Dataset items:
+===+
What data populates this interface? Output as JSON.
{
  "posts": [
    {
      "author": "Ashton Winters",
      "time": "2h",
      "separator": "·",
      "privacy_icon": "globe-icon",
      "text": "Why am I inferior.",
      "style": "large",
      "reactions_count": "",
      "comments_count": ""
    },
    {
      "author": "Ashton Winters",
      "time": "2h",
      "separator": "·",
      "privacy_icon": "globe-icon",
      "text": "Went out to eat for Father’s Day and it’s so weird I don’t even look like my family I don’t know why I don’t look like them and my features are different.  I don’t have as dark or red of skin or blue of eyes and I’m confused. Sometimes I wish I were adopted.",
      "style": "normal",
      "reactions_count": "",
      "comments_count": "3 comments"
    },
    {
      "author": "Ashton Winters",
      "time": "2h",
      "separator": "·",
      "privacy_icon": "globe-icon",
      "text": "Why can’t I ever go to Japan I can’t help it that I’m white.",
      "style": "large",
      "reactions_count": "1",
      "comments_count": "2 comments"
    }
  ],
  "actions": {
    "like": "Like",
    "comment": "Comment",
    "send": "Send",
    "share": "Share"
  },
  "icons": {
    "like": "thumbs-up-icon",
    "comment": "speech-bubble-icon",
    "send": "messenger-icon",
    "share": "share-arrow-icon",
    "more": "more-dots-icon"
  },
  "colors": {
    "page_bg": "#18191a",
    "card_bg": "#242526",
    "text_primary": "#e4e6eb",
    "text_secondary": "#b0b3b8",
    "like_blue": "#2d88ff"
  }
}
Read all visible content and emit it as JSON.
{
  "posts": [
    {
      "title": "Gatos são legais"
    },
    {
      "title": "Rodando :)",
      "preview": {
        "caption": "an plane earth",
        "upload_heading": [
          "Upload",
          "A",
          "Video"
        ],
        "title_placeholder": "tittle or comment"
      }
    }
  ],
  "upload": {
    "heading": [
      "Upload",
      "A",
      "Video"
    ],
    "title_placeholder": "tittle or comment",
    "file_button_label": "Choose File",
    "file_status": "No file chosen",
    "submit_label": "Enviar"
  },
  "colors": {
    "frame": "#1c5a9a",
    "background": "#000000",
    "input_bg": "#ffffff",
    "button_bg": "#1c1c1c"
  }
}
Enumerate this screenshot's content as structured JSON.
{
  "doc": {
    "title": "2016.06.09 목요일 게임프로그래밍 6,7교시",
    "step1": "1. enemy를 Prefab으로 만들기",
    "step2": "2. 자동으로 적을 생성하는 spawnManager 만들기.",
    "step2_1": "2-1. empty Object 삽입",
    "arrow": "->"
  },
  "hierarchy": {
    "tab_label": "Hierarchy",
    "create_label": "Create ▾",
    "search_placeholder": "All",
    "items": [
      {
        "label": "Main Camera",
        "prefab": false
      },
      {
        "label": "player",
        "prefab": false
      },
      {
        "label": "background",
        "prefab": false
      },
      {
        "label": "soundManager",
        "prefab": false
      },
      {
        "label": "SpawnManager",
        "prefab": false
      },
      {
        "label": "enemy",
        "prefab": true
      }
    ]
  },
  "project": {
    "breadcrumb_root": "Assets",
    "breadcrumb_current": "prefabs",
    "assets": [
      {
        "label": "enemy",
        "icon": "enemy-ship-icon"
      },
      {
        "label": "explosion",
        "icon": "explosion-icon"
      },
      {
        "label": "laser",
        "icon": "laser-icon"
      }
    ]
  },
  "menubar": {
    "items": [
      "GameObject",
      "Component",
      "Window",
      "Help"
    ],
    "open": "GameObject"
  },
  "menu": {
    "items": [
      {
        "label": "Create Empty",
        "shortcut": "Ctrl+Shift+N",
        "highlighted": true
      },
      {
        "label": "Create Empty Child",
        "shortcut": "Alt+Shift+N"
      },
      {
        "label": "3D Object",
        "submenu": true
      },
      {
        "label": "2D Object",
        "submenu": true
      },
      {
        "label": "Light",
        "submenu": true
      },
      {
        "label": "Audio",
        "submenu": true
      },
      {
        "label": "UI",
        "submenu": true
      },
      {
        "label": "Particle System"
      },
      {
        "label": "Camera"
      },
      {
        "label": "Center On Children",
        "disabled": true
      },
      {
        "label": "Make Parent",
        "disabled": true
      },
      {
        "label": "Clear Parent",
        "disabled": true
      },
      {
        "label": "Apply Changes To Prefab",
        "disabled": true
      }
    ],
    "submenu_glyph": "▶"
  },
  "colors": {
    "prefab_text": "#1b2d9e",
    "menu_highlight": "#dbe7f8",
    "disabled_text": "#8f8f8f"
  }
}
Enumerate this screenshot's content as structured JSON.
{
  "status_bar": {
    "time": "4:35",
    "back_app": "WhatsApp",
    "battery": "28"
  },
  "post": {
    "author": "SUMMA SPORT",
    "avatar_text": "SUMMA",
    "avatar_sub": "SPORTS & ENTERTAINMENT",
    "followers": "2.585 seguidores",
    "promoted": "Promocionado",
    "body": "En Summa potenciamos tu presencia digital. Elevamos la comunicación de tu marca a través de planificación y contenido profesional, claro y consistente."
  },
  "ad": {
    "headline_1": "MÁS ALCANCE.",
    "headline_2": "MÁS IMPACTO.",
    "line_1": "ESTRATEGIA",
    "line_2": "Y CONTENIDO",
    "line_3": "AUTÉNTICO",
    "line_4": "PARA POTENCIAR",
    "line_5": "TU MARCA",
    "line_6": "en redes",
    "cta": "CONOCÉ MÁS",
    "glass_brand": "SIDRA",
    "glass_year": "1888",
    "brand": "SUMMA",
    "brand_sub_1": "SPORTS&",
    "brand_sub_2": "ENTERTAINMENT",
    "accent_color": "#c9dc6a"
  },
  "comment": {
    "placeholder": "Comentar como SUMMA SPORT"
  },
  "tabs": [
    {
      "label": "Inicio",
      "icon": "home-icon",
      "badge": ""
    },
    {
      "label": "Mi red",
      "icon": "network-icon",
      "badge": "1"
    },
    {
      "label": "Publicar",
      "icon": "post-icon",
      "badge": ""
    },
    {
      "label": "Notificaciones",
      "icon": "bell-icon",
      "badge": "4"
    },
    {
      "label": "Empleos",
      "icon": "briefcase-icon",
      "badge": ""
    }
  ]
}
+===+
▶ Problem to work on
Write out the records shown above, exactly as they appear.

▶ Correct answer
What data populates this interface? Output as JSON.
{
  "posts": [
    {
      "author": "Ashton Winters",
      "time": "2h",
      "separator": "·",
      "privacy_icon": "globe-icon",
      "text": "Why am I inferior.",
      "style": "large",
      "reactions_count": "",
      "comments_count": ""
    },
    {
      "author": "Ashton Winters",
      "time": "2h",
      "separator": "·",
      "privacy_icon": "globe-icon",
      "text": "Went out to eat for Father’s Day and it’s so weird I don’t even look like my family I don’t know why I don’t look like them and my features are different.  I don’t have as dark or red of skin or blue of eyes and I’m confused. Sometimes I wish I were adopted.",
      "style": "normal",
      "reactions_count": "",
      "comments_count": "3 comments"
    },
    {
      "author": "Ashton Winters",
      "time": "2h",
      "separator": "·",
      "privacy_icon": "globe-icon",
      "text": "Why can’t I ever go to Japan I can’t help it that I’m white.",
      "style": "large",
      "reactions_count": "1",
      "comments_count": "2 comments"
    }
  ],
  "actions": {
    "like": "Like",
    "comment": "Comment",
    "send": "Send",
    "share": "Share"
  },
  "icons": {
    "like": "thumbs-up-icon",
    "comment": "speech-bubble-icon",
    "send": "messenger-icon",
    "share": "share-arrow-icon",
    "more": "more-dots-icon"
  },
  "colors": {
    "page_bg": "#18191a",
    "card_bg": "#242526",
    "text_primary": "#e4e6eb",
    "text_secondary": "#b0b3b8",
    "like_blue": "#2d88ff"
  }
}
Read all visible content and emit it as JSON.
{
  "posts": [
    {
      "title": "Gatos são legais"
    },
    {
      "title": "Rodando :)",
      "preview": {
        "caption": "an plane earth",
        "upload_heading": [
          "Upload",
          "A",
          "Video"
        ],
        "title_placeholder": "tittle or comment"
      }
    }
  ],
  "upload": {
    "heading": [
      "Upload",
      "A",
      "Video"
    ],
    "title_placeholder": "tittle or comment",
    "file_button_label": "Choose File",
    "file_status": "No file chosen",
    "submit_label": "Enviar"
  },
  "colors": {
    "frame": "#1c5a9a",
    "background": "#000000",
    "input_bg": "#ffffff",
    "button_bg": "#1c1c1c"
  }
}
Enumerate this screenshot's content as structured JSON.
{
  "doc": {
    "title": "2016.06.09 목요일 게임프로그래밍 6,7교시",
    "step1": "1. enemy를 Prefab으로 만들기",
    "step2": "2. 자동으로 적을 생성하는 spawnManager 만들기.",
    "step2_1": "2-1. empty Object 삽입",
    "arrow": "->"
  },
  "hierarchy": {
    "tab_label": "Hierarchy",
    "create_label": "Create ▾",
    "search_placeholder": "All",
    "items": [
      {
        "label": "Main Camera",
        "prefab": false
      },
      {
        "label": "player",
        "prefab": false
      },
      {
        "label": "background",
        "prefab": false
      },
      {
        "label": "soundManager",
        "prefab": false
      },
      {
        "label": "SpawnManager",
        "prefab": false
      },
      {
        "label": "enemy",
        "prefab": true
      }
    ]
  },
  "project": {
    "breadcrumb_root": "Assets",
    "breadcrumb_current": "prefabs",
    "assets": [
      {
        "label": "enemy",
        "icon": "enemy-ship-icon"
      },
      {
        "label": "explosion",
        "icon": "explosion-icon"
      },
      {
        "label": "laser",
        "icon": "laser-icon"
      }
    ]
  },
  "menubar": {
    "items": [
      "GameObject",
      "Component",
      "Window",
      "Help"
    ],
    "open": "GameObject"
  },
  "menu": {
    "items": [
      {
        "label": "Create Empty",
        "shortcut": "Ctrl+Shift+N",
        "highlighted": true
      },
      {
        "label": "Create Empty Child",
        "shortcut": "Alt+Shift+N"
      },
      {
        "label": "3D Object",
        "submenu": true
      },
      {
        "label": "2D Object",
        "submenu": true
      },
      {
        "label": "Light",
        "submenu": true
      },
      {
        "label": "Audio",
        "submenu": true
      },
      {
        "label": "UI",
        "submenu": true
      },
      {
        "label": "Particle System"
      },
      {
        "label": "Camera"
      },
      {
        "label": "Center On Children",
        "disabled": true
      },
      {
        "label": "Make Parent",
        "disabled": true
      },
      {
        "label": "Clear Parent",
        "disabled": true
      },
      {
        "label": "Apply Changes To Prefab",
        "disabled": true
      }
    ],
    "submenu_glyph": "▶"
  },
  "colors": {
    "prefab_text": "#1b2d9e",
    "menu_highlight": "#dbe7f8",
    "disabled_text": "#8f8f8f"
  }
}
Enumerate this screenshot's content as structured JSON.
{
  "status_bar": {
    "time": "4:35",
    "back_app": "WhatsApp",
    "battery": "28"
  },
  "post": {
    "author": "SUMMA SPORT",
    "avatar_text": "SUMMA",
    "avatar_sub": "SPORTS & ENTERTAINMENT",
    "followers": "2.585 seguidores",
    "promoted": "Promocionado",
    "body": "En Summa potenciamos tu presencia digital. Elevamos la comunicación de tu marca a través de planificación y contenido profesional, claro y consistente."
  },
  "ad": {
    "headline_1": "MÁS ALCANCE.",
    "headline_2": "MÁS IMPACTO.",
    "line_1": "ESTRATEGIA",
    "line_2": "Y CONTENIDO",
    "line_3": "AUTÉNTICO",
    "line_4": "PARA POTENCIAR",
    "line_5": "TU MARCA",
    "line_6": "en redes",
    "cta": "CONOCÉ MÁS",
    "glass_brand": "SIDRA",
    "glass_year": "1888",
    "brand": "SUMMA",
    "brand_sub_1": "SPORTS&",
    "brand_sub_2": "ENTERTAINMENT",
    "accent_color": "#c9dc6a"
  },
  "comment": {
    "placeholder": "Comentar como SUMMA SPORT"
  },
  "tabs": [
    {
      "label": "Inicio",
      "icon": "home-icon",
      "badge": ""
    },
    {
      "label": "Mi red",
      "icon": "network-icon",
      "badge": "1"
    },
    {
      "label": "Publicar",
      "icon": "post-icon",
      "badge": ""
    },
    {
      "label": "Notificaciones",
      "icon": "bell-icon",
      "badge": "4"
    },
    {
      "label": "Empleos",
      "icon": "briefcase-icon",
      "badge": ""
    }
  ]
}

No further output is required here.